• _What is needed_
Gather all lines with "Documento" from the records.

• _Data supplied_
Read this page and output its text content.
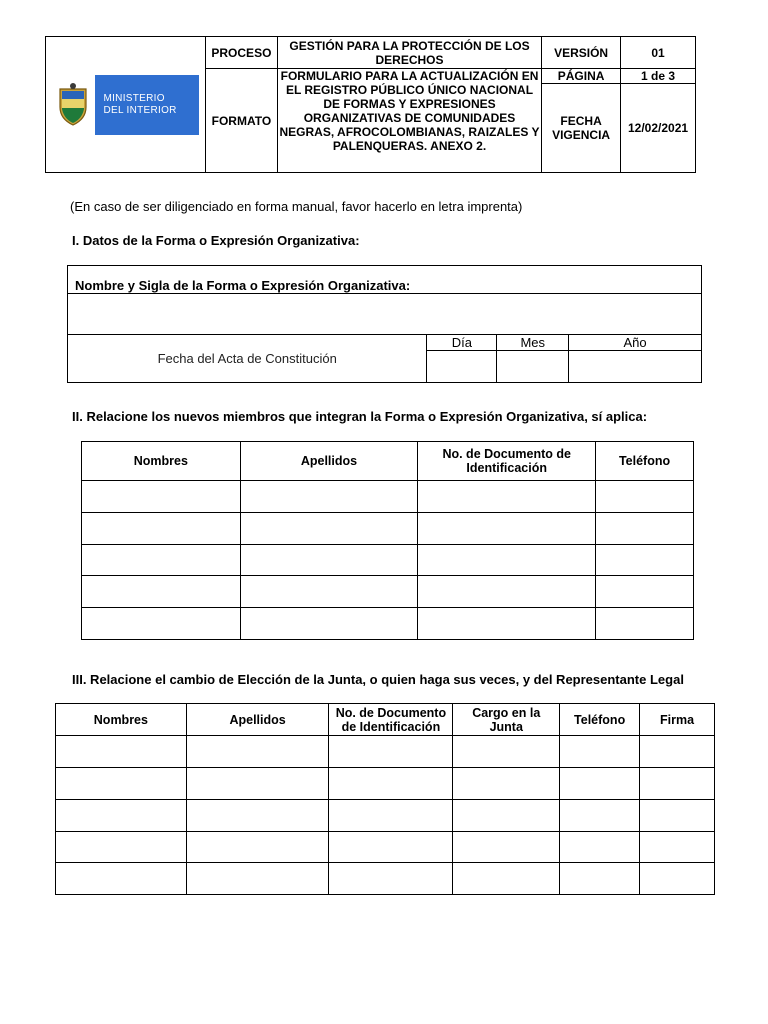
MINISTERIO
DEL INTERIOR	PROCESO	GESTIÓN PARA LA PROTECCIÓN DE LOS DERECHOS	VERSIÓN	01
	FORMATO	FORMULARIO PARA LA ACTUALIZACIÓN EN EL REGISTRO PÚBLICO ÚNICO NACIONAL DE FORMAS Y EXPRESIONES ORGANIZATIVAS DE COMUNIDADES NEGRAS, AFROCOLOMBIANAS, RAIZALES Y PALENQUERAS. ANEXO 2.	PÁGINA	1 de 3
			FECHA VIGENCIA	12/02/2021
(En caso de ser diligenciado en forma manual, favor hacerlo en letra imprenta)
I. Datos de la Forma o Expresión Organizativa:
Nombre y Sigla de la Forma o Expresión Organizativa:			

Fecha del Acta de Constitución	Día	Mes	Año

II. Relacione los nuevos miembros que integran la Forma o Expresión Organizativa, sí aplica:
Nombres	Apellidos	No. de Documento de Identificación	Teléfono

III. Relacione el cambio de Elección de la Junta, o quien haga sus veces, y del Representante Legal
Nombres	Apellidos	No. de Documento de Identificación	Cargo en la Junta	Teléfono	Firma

==

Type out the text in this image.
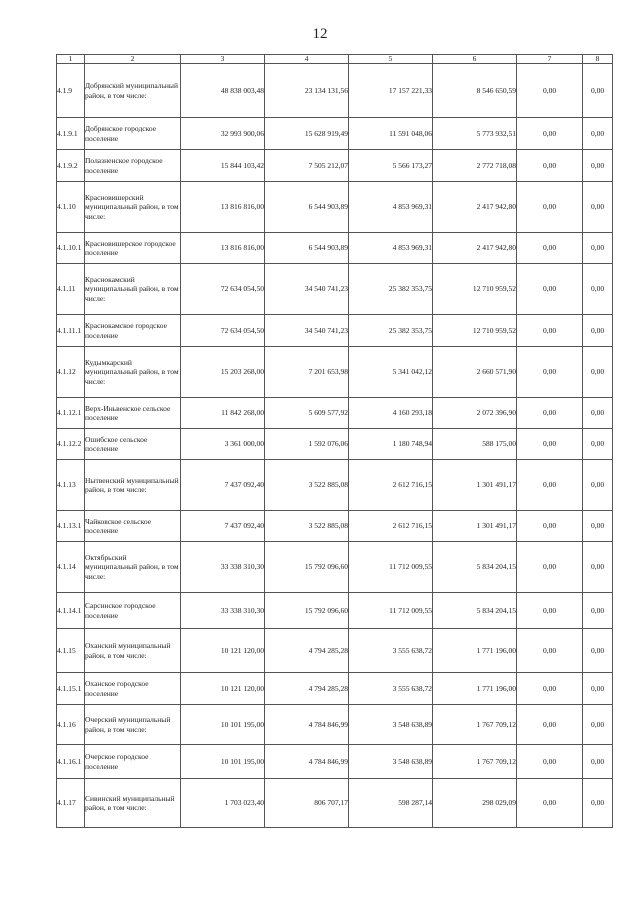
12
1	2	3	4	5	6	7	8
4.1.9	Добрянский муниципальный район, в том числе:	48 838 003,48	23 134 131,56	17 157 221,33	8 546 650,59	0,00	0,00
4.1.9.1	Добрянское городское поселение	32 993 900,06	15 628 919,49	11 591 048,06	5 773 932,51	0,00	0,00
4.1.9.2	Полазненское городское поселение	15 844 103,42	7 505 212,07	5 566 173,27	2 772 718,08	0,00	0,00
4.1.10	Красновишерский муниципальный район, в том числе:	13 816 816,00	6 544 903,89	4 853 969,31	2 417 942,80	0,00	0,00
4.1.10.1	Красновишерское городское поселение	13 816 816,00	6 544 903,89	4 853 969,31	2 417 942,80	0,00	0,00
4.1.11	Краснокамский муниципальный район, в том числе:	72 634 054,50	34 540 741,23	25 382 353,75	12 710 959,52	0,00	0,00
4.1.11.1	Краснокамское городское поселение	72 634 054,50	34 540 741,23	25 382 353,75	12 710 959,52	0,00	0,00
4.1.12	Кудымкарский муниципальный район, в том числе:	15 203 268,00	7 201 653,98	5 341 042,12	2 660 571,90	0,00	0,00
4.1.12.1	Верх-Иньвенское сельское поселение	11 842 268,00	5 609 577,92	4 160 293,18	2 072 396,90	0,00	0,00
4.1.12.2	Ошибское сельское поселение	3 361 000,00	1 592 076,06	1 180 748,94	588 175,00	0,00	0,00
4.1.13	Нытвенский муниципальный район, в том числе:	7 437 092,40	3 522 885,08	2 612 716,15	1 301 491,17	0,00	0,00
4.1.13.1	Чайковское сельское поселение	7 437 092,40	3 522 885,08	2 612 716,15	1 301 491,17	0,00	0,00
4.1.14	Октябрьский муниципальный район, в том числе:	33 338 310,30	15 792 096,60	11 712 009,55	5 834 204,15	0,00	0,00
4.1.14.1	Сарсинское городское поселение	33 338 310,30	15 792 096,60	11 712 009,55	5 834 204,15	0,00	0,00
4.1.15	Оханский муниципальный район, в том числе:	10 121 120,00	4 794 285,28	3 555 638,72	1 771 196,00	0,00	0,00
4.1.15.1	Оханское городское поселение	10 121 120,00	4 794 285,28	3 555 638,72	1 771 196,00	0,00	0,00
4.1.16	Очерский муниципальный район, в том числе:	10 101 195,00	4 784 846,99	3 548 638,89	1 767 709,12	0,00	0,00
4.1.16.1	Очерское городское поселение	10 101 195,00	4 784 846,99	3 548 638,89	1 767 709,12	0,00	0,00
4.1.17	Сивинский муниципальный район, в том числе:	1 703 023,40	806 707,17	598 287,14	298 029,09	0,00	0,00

• _Complete response_
Nombres	Apellidos	No. de Documento de Identificación	Teléfono
Nombres	Apellidos	No. de Documento de Identificación	Cargo en la Junta	Teléfono	Firma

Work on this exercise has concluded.